TO DO:
Reproduce the stretch of the records from the very beginning through the line containing "- x-tick-label: Total: [419, 783, 461, 805]", keeping every line unchanged.

begin RAW RECORDS

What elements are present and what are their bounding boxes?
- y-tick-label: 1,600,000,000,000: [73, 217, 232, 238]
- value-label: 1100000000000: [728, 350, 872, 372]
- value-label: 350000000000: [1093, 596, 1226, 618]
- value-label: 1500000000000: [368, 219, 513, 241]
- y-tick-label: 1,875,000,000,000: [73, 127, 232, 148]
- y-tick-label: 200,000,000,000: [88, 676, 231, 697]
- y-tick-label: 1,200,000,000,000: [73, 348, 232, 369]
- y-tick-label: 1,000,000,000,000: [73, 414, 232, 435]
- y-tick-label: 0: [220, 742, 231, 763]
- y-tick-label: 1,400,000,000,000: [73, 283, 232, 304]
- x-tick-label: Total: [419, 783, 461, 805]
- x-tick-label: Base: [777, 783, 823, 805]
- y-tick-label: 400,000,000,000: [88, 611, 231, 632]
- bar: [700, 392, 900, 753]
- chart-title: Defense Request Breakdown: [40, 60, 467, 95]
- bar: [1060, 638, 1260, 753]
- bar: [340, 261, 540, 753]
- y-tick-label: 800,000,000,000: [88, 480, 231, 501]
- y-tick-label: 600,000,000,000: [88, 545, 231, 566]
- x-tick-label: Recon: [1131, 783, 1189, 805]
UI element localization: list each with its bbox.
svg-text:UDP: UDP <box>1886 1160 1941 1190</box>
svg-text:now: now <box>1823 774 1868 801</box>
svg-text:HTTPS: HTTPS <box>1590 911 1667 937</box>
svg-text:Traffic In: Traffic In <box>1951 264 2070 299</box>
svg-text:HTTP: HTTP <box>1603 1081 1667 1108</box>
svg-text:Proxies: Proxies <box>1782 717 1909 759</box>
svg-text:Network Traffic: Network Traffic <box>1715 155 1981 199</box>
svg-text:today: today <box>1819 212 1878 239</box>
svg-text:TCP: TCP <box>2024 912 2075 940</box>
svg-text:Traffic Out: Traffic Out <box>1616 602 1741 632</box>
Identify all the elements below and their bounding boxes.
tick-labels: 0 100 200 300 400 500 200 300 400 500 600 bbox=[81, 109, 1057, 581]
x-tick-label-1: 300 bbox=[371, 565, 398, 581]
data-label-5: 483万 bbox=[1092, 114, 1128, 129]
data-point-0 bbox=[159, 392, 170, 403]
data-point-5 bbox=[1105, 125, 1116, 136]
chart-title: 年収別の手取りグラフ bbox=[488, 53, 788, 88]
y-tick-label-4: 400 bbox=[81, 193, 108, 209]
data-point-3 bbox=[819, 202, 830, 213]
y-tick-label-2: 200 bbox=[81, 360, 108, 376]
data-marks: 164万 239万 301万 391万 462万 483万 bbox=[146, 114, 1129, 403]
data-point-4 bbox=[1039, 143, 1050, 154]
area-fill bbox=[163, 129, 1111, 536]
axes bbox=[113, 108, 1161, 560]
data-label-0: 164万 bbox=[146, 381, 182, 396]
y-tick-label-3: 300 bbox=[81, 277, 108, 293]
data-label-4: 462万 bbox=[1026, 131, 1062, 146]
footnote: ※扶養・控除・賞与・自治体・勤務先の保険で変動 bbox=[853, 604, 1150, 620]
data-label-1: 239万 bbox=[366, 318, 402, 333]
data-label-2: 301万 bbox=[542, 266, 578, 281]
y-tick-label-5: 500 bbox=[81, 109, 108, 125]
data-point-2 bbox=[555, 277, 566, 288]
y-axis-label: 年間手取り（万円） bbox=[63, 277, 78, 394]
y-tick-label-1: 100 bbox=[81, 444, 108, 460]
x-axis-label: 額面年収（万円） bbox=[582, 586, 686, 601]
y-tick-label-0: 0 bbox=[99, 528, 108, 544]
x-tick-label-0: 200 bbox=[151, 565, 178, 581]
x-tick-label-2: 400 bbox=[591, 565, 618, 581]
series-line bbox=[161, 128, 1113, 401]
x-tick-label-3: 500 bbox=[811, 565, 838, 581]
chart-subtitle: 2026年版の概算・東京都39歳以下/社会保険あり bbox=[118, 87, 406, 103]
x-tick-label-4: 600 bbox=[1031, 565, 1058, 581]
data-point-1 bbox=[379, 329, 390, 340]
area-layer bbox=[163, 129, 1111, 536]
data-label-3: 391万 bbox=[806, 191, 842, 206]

end RAW RECORDS

RESPONSE:
What elements are present and what are their bounding boxes?
- y-tick-label: 1,600,000,000,000: [73, 217, 232, 238]
- value-label: 1100000000000: [728, 350, 872, 372]
- value-label: 350000000000: [1093, 596, 1226, 618]
- value-label: 1500000000000: [368, 219, 513, 241]
- y-tick-label: 1,875,000,000,000: [73, 127, 232, 148]
- y-tick-label: 200,000,000,000: [88, 676, 231, 697]
- y-tick-label: 1,200,000,000,000: [73, 348, 232, 369]
- y-tick-label: 1,000,000,000,000: [73, 414, 232, 435]
- y-tick-label: 0: [220, 742, 231, 763]
- y-tick-label: 1,400,000,000,000: [73, 283, 232, 304]
- x-tick-label: Total: [419, 783, 461, 805]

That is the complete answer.